_Things to do:_
1. Reproduce the stretch of the Vukovar trial report from "AMSTERDAM, Sep 27" through "and shot dead.".
2. In the Vukovar trial report, what river was Vukovar a port on?
3. Continue the Vukovar trial report from its last sentence.
[[ Source text, beginning ]]
AMSTERDAM, Sep 27 (Reuters) Judges at the UN war crimes tribunal will rule today whether three former Yugoslav army officers were criminally responsible for the massacre of hundreds of people in the Croatian town of Vukovar in 1991.
At least 264 people, mainly Croats who had sought shelter in Vukovar's hospital after the fall of the town, were seized by Serb forces and transported to a farm where they were beaten and shot dead.
Prosecutors have sought life sentences for Mile Mrksic, Miroslav Radic and Veselin Sljivancanin, who are charged with torture, murder and extermination over acts allegedly committed by forces under their command.
The victims were hurriedly buried in a mass grave by a bulldozer.
The accused, known as the ''Vukovar Three'', have pleaded not guilty to eight counts of war crimes and crimes against humanity.
Prosecutors said the men ignored orders that Serb soldiers should not take retribution on the Croats after a three-month siege of Vukovar, Croatia's easternmost town, which lies near the border with Serbia. They then tried to conceal the killings.
Vukovar was once a pretty Danube River port whose 19th century Austro-Hungarian buildings were reduced to bullet-riddled stumps by the ferocious fighting of 1991.
[[ Source text, end ]]
[[ Extracted information, beginning ]]
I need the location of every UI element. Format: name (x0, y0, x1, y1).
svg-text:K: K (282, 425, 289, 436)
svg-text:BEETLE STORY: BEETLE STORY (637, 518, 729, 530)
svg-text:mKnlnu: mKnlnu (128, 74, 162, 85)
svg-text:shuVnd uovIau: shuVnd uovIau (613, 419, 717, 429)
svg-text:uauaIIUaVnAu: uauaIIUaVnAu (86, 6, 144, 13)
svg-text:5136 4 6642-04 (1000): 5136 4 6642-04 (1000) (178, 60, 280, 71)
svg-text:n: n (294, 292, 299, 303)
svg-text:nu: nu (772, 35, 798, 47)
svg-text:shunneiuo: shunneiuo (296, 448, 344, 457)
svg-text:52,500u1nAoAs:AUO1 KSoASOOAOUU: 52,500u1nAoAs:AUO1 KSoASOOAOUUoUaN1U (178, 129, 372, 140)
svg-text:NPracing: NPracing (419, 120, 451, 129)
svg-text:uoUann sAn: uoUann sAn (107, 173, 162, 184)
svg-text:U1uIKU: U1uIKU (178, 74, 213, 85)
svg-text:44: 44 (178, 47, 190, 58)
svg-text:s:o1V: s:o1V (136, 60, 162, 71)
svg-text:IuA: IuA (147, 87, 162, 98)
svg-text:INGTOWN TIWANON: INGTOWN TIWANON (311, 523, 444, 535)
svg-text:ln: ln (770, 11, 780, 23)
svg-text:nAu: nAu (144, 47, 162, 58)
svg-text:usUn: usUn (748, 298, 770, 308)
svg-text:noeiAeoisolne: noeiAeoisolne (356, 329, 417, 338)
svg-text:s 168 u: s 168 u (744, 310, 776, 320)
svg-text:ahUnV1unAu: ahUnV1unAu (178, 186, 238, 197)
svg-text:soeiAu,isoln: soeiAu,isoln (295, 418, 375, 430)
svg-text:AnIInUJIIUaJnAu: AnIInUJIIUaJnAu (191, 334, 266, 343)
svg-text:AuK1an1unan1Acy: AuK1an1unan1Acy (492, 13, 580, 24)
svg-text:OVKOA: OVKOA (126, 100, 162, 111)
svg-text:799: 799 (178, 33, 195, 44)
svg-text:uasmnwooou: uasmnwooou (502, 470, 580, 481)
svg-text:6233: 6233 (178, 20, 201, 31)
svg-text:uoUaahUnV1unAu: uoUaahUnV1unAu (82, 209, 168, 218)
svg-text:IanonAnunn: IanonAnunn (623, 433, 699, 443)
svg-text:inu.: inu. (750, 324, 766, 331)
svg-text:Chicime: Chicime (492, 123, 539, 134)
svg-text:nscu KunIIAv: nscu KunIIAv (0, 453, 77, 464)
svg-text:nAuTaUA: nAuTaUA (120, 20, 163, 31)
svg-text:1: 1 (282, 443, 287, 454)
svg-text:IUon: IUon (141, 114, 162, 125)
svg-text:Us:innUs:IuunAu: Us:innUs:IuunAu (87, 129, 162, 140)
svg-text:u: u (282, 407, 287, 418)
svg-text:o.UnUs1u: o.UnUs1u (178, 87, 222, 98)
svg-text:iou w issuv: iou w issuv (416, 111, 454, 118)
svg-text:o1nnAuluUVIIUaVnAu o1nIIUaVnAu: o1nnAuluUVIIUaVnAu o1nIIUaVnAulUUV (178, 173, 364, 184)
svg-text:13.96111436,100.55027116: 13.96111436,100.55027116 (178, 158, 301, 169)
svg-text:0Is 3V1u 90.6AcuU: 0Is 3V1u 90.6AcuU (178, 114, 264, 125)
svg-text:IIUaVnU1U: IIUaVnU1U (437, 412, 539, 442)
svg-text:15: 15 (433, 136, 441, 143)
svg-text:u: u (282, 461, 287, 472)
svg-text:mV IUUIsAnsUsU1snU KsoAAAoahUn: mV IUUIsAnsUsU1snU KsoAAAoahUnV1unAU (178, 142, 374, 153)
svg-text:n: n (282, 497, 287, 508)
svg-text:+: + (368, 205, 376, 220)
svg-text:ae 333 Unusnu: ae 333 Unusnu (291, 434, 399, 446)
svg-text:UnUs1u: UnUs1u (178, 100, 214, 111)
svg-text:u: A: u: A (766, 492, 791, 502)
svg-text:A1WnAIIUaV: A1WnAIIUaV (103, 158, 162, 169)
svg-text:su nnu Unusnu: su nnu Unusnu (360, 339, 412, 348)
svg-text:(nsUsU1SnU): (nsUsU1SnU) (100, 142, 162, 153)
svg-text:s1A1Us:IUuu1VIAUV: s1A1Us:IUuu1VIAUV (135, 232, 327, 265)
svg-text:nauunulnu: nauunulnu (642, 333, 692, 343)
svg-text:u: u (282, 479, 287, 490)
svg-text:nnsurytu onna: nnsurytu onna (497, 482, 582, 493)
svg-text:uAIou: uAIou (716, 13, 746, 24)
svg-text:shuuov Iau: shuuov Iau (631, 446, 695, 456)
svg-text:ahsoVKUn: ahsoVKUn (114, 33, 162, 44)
[[ Extracted information, end ]]
_Activity answers:_
1.
AMSTERDAM, Sep 27 (Reuters) Judges at the UN war crimes tribunal will rule today whether three former Yugoslav army officers were criminally responsible for the massacre of hundreds of people in the Croatian town of Vukovar in 1991.
At least 264 people, mainly Croats who had sought shelter in Vukovar's hospital after the fall of the town, were seized by Serb forces and transported to a farm where they were beaten and shot dead.

2. The Danube River.

3.
After the town fell, hundreds of people, including the families of hospital staff and some Croatian soldiers, sought refuge in the hospital in the belief they would be evacuated to safety in the presence of international observers.
Instead, local armed Serbs entered the hospital and started abusing and beating patients. In spite of protests by the head of the hospital, soldiers separated the men from the women, taking about 400 people from the facility. They then transported 300 in buses to a farm building in nearby Ovcara.
There, the captives were beaten for several hours and afterwards taken in groups of 10 to 20 to a site close by were at least 264, aged from 16 to 72, were shot.
For most Croats, Vukovar remains a symbol of Croatia's struggle for independence and thousands of ordinary people and officials flock there every November to commemorate the suffering the town endured in autumn 1991.